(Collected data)
· · · · ·

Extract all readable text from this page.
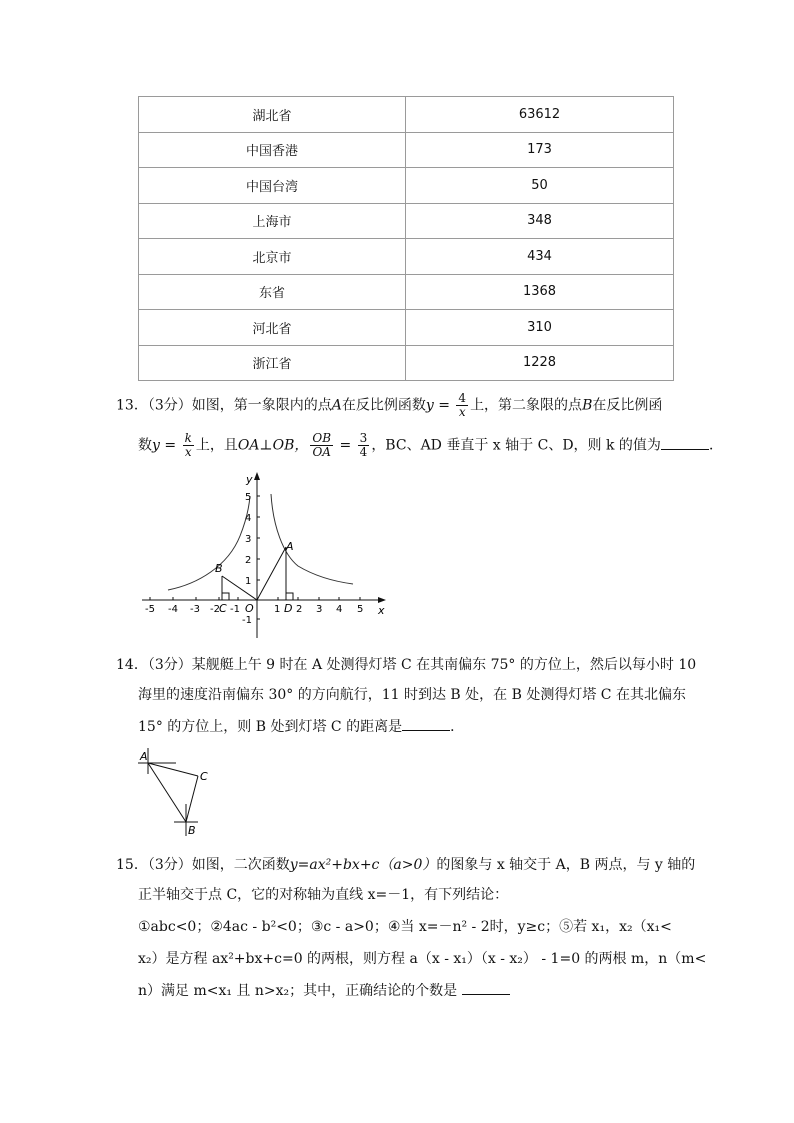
湖北省	63612
中国香港	173
中国台湾	50
上海市	348
北京市	434
东省	1368
河北省	310
浙江省	1228
13．（3分）如图，第一象限内的点A在反比例函数$y = \frac{4}{x}$ 上，第二象限的点B在反比例函
数$y = \frac{k}{x}$ 上，且OA⊥OB， $\frac{OB}{OA} = \frac{3}{4}$ ，BC、AD 垂直于 x 轴于 C、D，则 k 的值为	．
y
x
O
A
B
C	D
-5 -4 -3 -2 -1	1 2 3 4 5
5
4
3
2
1
-1
14．（3分）某舰艇上午 9 时在 A 处测得灯塔 C 在其南偏东 75° 的方位上，然后以每小时 10
海里的速度沿南偏东 30° 的方向航行，11 时到达 B 处，在 B 处测得灯塔 C 在其北偏东
15° 的方位上，则 B 处到灯塔 C 的距离是	．
A
C
B
15．（3分）如图，二次函数y=ax²+bx+c（a>0）的图象与 x 轴交于 A，B 两点，与 y 轴的
正半轴交于点 C，它的对称轴为直线 x=－1，有下列结论：
①abc<0；②4ac - b²<0；③c - a>0；④当 x=－n² - 2时，y≥c；⑤若 x₁，x₂（x₁<
x₂）是方程 ax²+bx+c=0 的两根，则方程 a（x - x₁）（x - x₂） - 1=0 的两根 m，n（m<
n）满足 m<x₁ 且 n>x₂；其中，正确结论的个数是
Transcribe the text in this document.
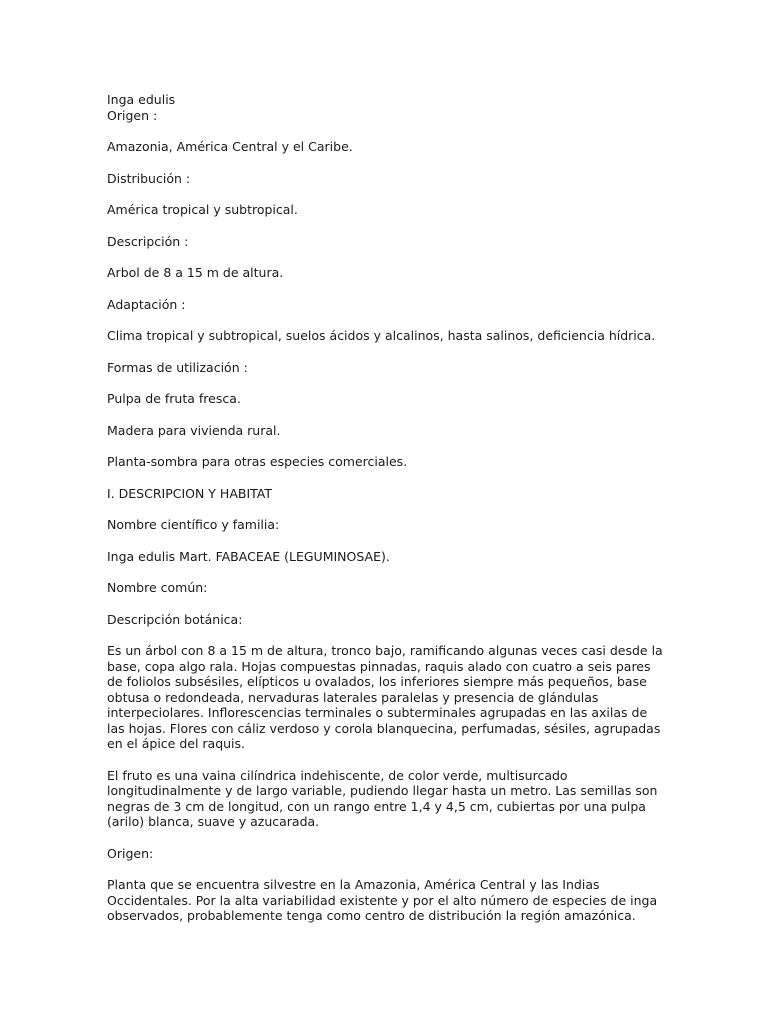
Inga edulis

Origen :

Amazonia, América Central y el Caribe.

Distribución :

América tropical y subtropical.

Descripción :

Arbol de 8 a 15 m de altura.

Adaptación :

Clima tropical y subtropical, suelos ácidos y alcalinos, hasta salinos, deficiencia hídrica.

Formas de utilización :

Pulpa de fruta fresca.

Madera para vivienda rural.

Planta-sombra para otras especies comerciales.

I. DESCRIPCION Y HABITAT

Nombre científico y familia:

Inga edulis Mart. FABACEAE (LEGUMINOSAE).

Nombre común:

Descripción botánica:

Es un árbol con 8 a 15 m de altura, tronco bajo, ramificando algunas veces casi desde la base, copa algo rala. Hojas compuestas pinnadas, raquis alado con cuatro a seis pares de foliolos subsésiles, elípticos u ovalados, los inferiores siempre más pequeños, base obtusa o redondeada, nervaduras laterales paralelas y presencia de glándulas interpeciolares. Inflorescencias terminales o subterminales agrupadas en las axilas de las hojas. Flores con cáliz verdoso y corola blanquecina, perfumadas, sésiles, agrupadas en el ápice del raquis.

El fruto es una vaina cilíndrica indehiscente, de color verde, multisurcado longitudinalmente y de largo variable, pudiendo llegar hasta un metro. Las semillas son negras de 3 cm de longitud, con un rango entre 1,4 y 4,5 cm, cubiertas por una pulpa (arilo) blanca, suave y azucarada.

Origen:

Planta que se encuentra silvestre en la Amazonia, América Central y las Indias Occidentales. Por la alta variabilidad existente y por el alto número de especies de inga observados, probablemente tenga como centro de distribución la región amazónica.
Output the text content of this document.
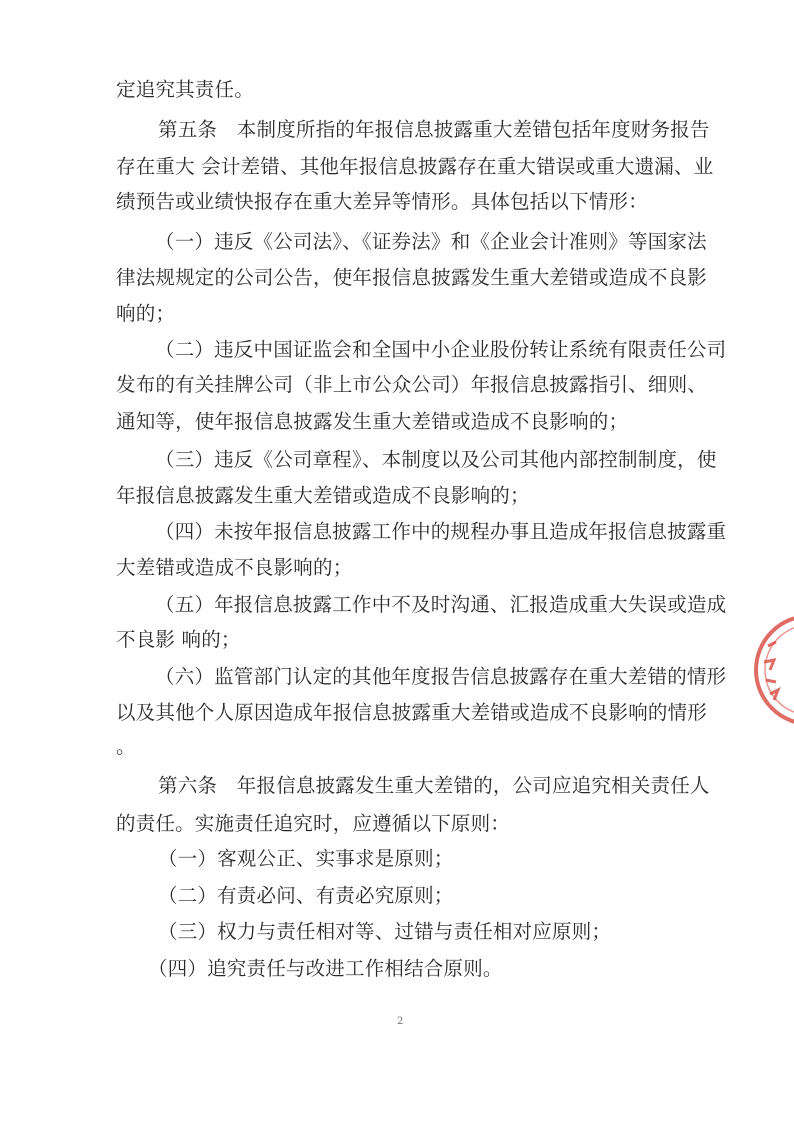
定追究其责任。
第五条　本制度所指的年报信息披露重大差错包括年度财务报告
存在重大 会计差错、其他年报信息披露存在重大错误或重大遗漏、业
绩预告或业绩快报存在重大差异等情形。具体包括以下情形：
（一）违反《公司法》、《证券法》和《企业会计准则》等国家法
律法规规定的公司公告，使年报信息披露发生重大差错或造成不良影
响的；
（二）违反中国证监会和全国中小企业股份转让系统有限责任公司
发布的有关挂牌公司（非上市公众公司）年报信息披露指引、细则、
通知等，使年报信息披露发生重大差错或造成不良影响的；
（三）违反《公司章程》、本制度以及公司其他内部控制制度，使
年报信息披露发生重大差错或造成不良影响的；
（四）未按年报信息披露工作中的规程办事且造成年报信息披露重
大差错或造成不良影响的；
（五）年报信息披露工作中不及时沟通、汇报造成重大失误或造成
不良影 响的；
（六）监管部门认定的其他年度报告信息披露存在重大差错的情形
以及其他个人原因造成年报信息披露重大差错或造成不良影响的情形
。
第六条　年报信息披露发生重大差错的，公司应追究相关责任人
的责任。实施责任追究时，应遵循以下原则：
（一）客观公正、实事求是原则；
（二）有责必问、有责必究原则；
（三）权力与责任相对等、过错与责任相对应原则；
（四）追究责任与改进工作相结合原则。
2
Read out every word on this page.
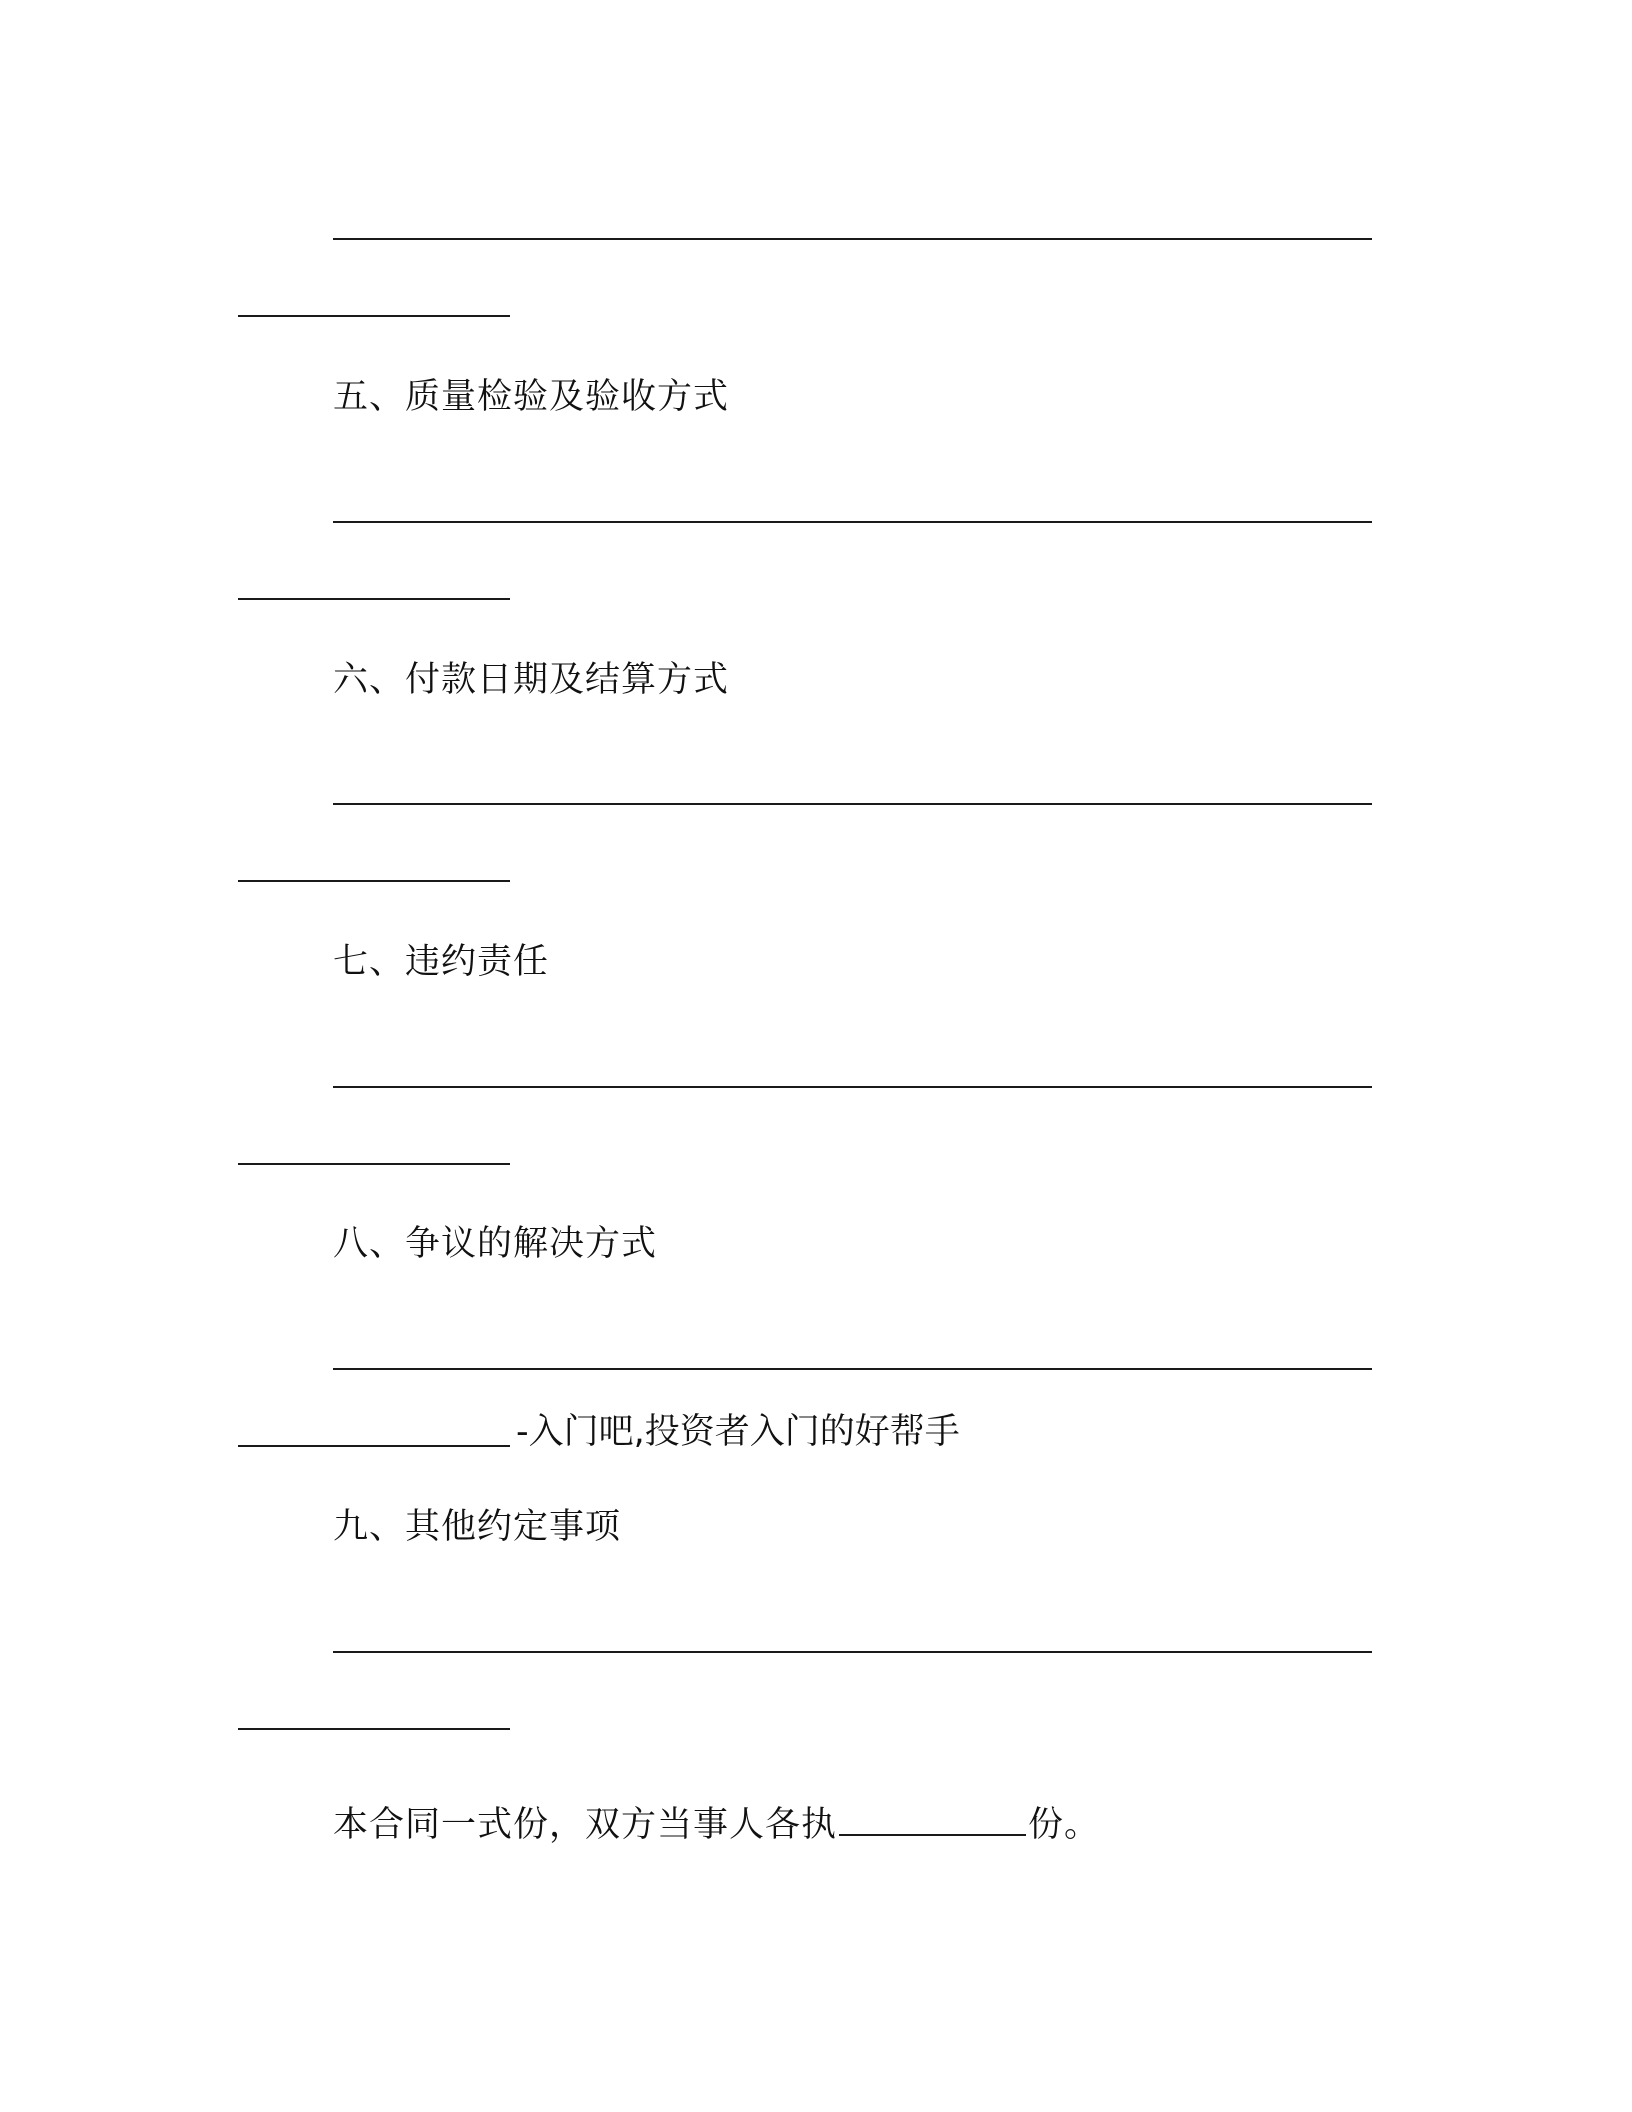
五、质量检验及验收方式
六、付款日期及结算方式
七、违约责任
八、争议的解决方式
-入门吧,投资者入门的好帮手
九、其他约定事项
本合同一式份，双方当事人各执	份。
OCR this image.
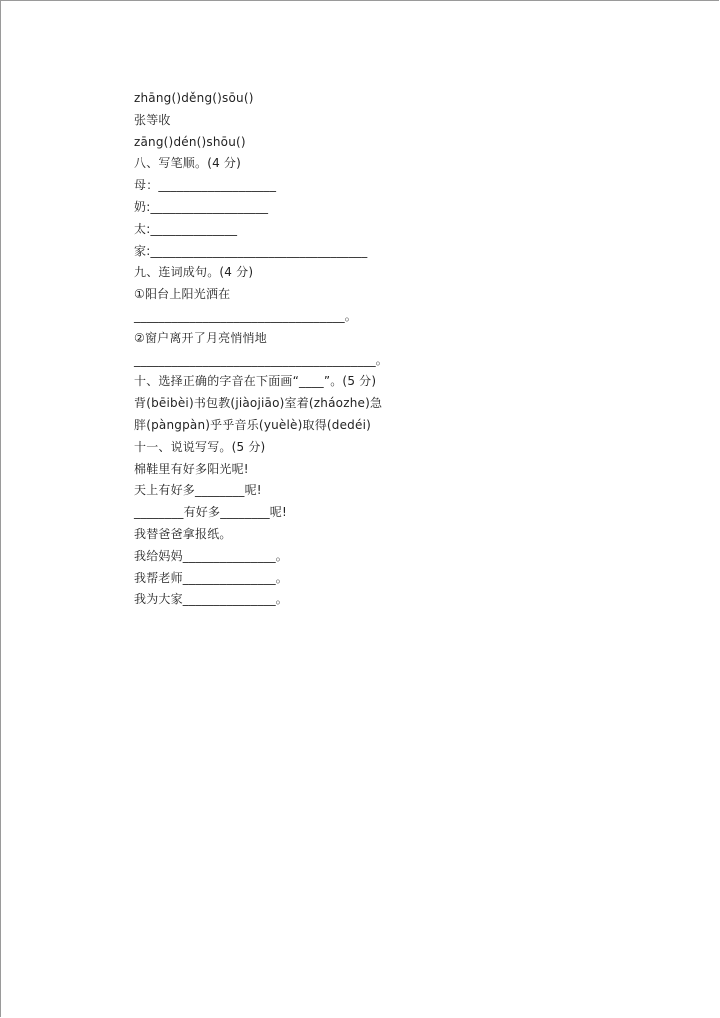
zhāng()děng()sōu()
张等收
zāng()dén()shōu()
八、写笔顺。(4 分)
母：___________________
奶:___________________
太:______________
家:___________________________________
九、连词成句。(4 分)
①阳台上阳光洒在
__________________________________。
②窗户离开了月亮悄悄地
_______________________________________。
十、选择正确的字音在下面画“____”。(5 分)
背(bēibèi)书包教(jiàojiāo)室着(zháozhe)急
胖(pàngpàn)乎乎音乐(yuèlè)取得(dedéi)
十一、说说写写。(5 分)
棉鞋里有好多阳光呢!
天上有好多________呢!
________有好多________呢!
我替爸爸拿报纸。
我给妈妈_______________。
我帮老师_______________。
我为大家_______________。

· · · · ·

» **Exercise**: Reproduce all of the data exactly; the pictures do not belong in the copy.

» **Response below**:
Extract all readable text from this page.
湖北省	63612
中国香港	173
中国台湾	50
上海市	348
北京市	434
东省	1368
河北省	310
浙江省	1228
13．（3分）如图，第一象限内的点A在反比例函数$y = \frac{4}{x}$ 上，第二象限的点B在反比例函
数$y = \frac{k}{x}$ 上，且OA⊥OB， $\frac{OB}{OA} = \frac{3}{4}$ ，BC、AD 垂直于 x 轴于 C、D，则 k 的值为	．
y
x
O
A
B
C	D
-5 -4 -3 -2 -1	1 2 3 4 5
5
4
3
2
1
-1
14．（3分）某舰艇上午 9 时在 A 处测得灯塔 C 在其南偏东 75° 的方位上，然后以每小时 10
海里的速度沿南偏东 30° 的方向航行，11 时到达 B 处，在 B 处测得灯塔 C 在其北偏东
15° 的方位上，则 B 处到灯塔 C 的距离是	．
A
C
B
15．（3分）如图，二次函数y=ax²+bx+c（a>0）的图象与 x 轴交于 A，B 两点，与 y 轴的
正半轴交于点 C，它的对称轴为直线 x=－1，有下列结论：
①abc<0；②4ac - b²<0；③c - a>0；④当 x=－n² - 2时，y≥c；⑤若 x₁，x₂（x₁<
x₂）是方程 ax²+bx+c=0 的两根，则方程 a（x - x₁）（x - x₂） - 1=0 的两根 m，n（m<
n）满足 m<x₁ 且 n>x₂；其中，正确结论的个数是
Transcribe the text in this document.
Inga edulis

Origen :

Amazonia, América Central y el Caribe.

Distribución :

América tropical y subtropical.

Descripción :

Arbol de 8 a 15 m de altura.

Adaptación :

Clima tropical y subtropical, suelos ácidos y alcalinos, hasta salinos, deficiencia hídrica.

Formas de utilización :

Pulpa de fruta fresca.

Madera para vivienda rural.

Planta-sombra para otras especies comerciales.

I. DESCRIPCION Y HABITAT

Nombre científico y familia:

Inga edulis Mart. FABACEAE (LEGUMINOSAE).

Nombre común:

Descripción botánica:

Es un árbol con 8 a 15 m de altura, tronco bajo, ramificando algunas veces casi desde la base, copa algo rala. Hojas compuestas pinnadas, raquis alado con cuatro a seis pares de foliolos subsésiles, elípticos u ovalados, los inferiores siempre más pequeños, base obtusa o redondeada, nervaduras laterales paralelas y presencia de glándulas interpeciolares. Inflorescencias terminales o subterminales agrupadas en las axilas de las hojas. Flores con cáliz verdoso y corola blanquecina, perfumadas, sésiles, agrupadas en el ápice del raquis.

El fruto es una vaina cilíndrica indehiscente, de color verde, multisurcado longitudinalmente y de largo variable, pudiendo llegar hasta un metro. Las semillas son negras de 3 cm de longitud, con un rango entre 1,4 y 4,5 cm, cubiertas por una pulpa (arilo) blanca, suave y azucarada.

Origen:

Planta que se encuentra silvestre en la Amazonia, América Central y las Indias Occidentales. Por la alta variabilidad existente y por el alto número de especies de inga observados, probablemente tenga como centro de distribución la región amazónica.
Output the text content of this document.
定追究其责任。
第五条　本制度所指的年报信息披露重大差错包括年度财务报告
存在重大 会计差错、其他年报信息披露存在重大错误或重大遗漏、业
绩预告或业绩快报存在重大差异等情形。具体包括以下情形：
（一）违反《公司法》、《证券法》和《企业会计准则》等国家法
律法规规定的公司公告，使年报信息披露发生重大差错或造成不良影
响的；
（二）违反中国证监会和全国中小企业股份转让系统有限责任公司
发布的有关挂牌公司（非上市公众公司）年报信息披露指引、细则、
通知等，使年报信息披露发生重大差错或造成不良影响的；
（三）违反《公司章程》、本制度以及公司其他内部控制制度，使
年报信息披露发生重大差错或造成不良影响的；
（四）未按年报信息披露工作中的规程办事且造成年报信息披露重
大差错或造成不良影响的；
（五）年报信息披露工作中不及时沟通、汇报造成重大失误或造成
不良影 响的；
（六）监管部门认定的其他年度报告信息披露存在重大差错的情形
以及其他个人原因造成年报信息披露重大差错或造成不良影响的情形
。
第六条　年报信息披露发生重大差错的，公司应追究相关责任人
的责任。实施责任追究时，应遵循以下原则：
（一）客观公正、实事求是原则；
（二）有责必问、有责必究原则；
（三）权力与责任相对等、过错与责任相对应原则；
（四）追究责任与改进工作相结合原则。
2
Read out every word on this page.
五、质量检验及验收方式
六、付款日期及结算方式
七、违约责任
八、争议的解决方式
-入门吧,投资者入门的好帮手
九、其他约定事项
本合同一式份，双方当事人各执	份。
OCR this image.
zhāng()děng()sōu()
张等收
zāng()dén()shōu()
八、写笔顺。(4 分)
母：___________________
奶:___________________
太:______________
家:___________________________________
九、连词成句。(4 分)
①阳台上阳光洒在
__________________________________。
②窗户离开了月亮悄悄地
_______________________________________。
十、选择正确的字音在下面画“____”。(5 分)
背(bēibèi)书包教(jiàojiāo)室着(zháozhe)急
胖(pàngpàn)乎乎音乐(yuèlè)取得(dedéi)
十一、说说写写。(5 分)
棉鞋里有好多阳光呢!
天上有好多________呢!
________有好多________呢!
我替爸爸拿报纸。
我给妈妈_______________。
我帮老师_______________。
我为大家_______________。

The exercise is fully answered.